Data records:

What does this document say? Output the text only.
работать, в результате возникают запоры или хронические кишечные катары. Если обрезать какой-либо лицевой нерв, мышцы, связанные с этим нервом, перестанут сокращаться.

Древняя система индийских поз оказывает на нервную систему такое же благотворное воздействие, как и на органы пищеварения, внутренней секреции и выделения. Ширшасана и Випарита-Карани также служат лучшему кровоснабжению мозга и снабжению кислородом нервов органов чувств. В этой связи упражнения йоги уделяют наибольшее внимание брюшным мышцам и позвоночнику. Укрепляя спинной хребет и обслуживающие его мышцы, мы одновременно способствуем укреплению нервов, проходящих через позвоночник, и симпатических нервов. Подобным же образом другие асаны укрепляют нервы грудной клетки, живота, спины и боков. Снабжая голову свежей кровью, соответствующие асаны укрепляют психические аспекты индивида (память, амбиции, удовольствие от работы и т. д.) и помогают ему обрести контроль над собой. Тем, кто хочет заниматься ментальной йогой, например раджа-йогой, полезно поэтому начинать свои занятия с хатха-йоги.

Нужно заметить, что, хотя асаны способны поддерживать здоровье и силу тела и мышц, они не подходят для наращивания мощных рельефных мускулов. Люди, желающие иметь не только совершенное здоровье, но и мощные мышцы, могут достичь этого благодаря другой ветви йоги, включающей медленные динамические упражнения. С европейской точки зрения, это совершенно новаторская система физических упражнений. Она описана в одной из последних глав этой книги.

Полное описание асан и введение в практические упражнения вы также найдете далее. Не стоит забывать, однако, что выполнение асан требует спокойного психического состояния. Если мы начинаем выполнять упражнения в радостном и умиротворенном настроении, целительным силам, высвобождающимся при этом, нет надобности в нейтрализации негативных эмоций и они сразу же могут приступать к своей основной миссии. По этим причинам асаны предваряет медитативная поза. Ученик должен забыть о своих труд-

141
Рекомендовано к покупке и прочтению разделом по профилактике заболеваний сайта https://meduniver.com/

---

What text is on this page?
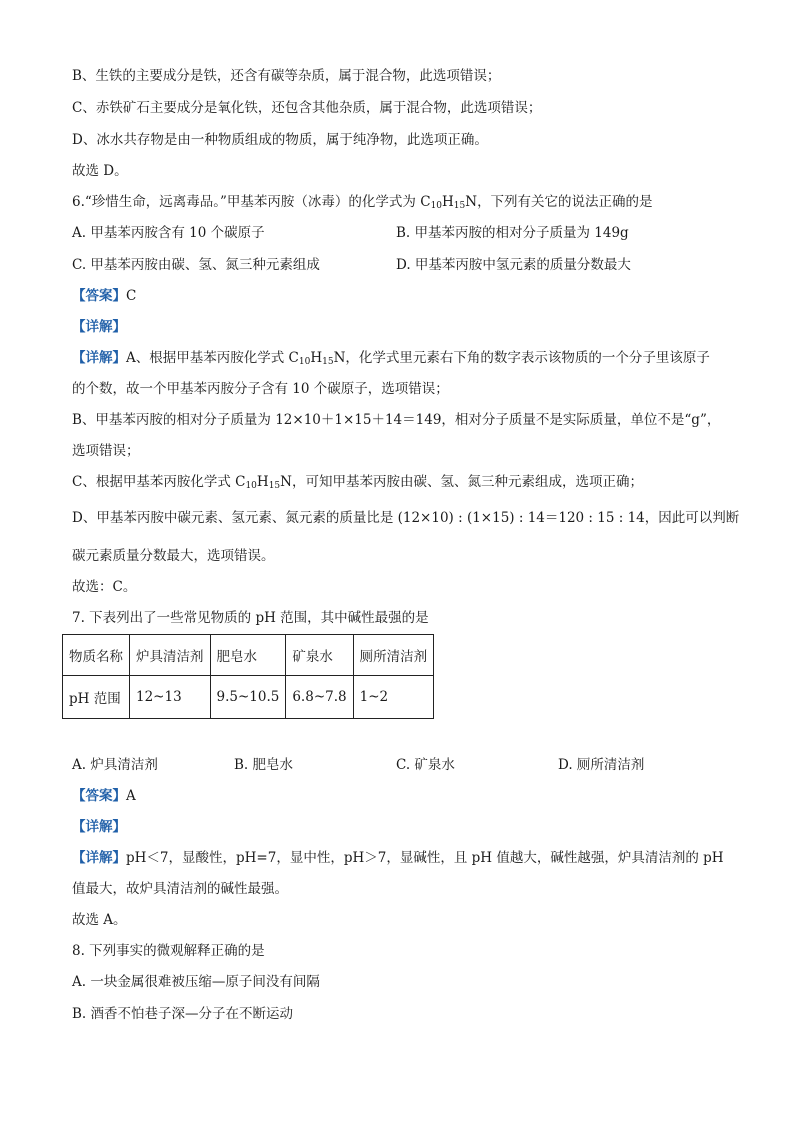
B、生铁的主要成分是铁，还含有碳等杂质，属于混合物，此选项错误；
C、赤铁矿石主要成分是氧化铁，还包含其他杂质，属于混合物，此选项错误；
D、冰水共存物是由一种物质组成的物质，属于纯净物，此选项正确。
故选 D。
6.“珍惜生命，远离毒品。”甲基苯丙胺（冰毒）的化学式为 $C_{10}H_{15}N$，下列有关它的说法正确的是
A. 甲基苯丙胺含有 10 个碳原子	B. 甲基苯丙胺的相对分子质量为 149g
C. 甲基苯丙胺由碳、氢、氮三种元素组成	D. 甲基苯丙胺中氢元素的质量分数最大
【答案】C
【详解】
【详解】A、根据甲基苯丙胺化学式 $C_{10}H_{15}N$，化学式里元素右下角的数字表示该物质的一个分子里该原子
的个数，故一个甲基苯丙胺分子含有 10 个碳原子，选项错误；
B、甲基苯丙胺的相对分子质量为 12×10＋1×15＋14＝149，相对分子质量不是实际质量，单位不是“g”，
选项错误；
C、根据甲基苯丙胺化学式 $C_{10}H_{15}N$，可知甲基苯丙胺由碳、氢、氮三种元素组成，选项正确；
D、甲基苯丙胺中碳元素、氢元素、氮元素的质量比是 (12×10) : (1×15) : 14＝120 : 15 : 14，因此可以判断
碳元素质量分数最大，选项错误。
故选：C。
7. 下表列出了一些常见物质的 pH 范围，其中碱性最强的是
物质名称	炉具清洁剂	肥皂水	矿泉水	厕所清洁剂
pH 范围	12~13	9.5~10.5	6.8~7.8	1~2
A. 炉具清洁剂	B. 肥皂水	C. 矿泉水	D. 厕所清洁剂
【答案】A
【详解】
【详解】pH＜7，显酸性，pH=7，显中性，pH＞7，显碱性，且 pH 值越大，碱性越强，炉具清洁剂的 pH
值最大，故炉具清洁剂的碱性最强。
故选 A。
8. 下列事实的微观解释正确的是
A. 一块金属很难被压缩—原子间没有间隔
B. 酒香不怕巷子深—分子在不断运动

Set problem>
Across the material above, count every line holding "个碳原子" and write down only the number.

Completed task>
2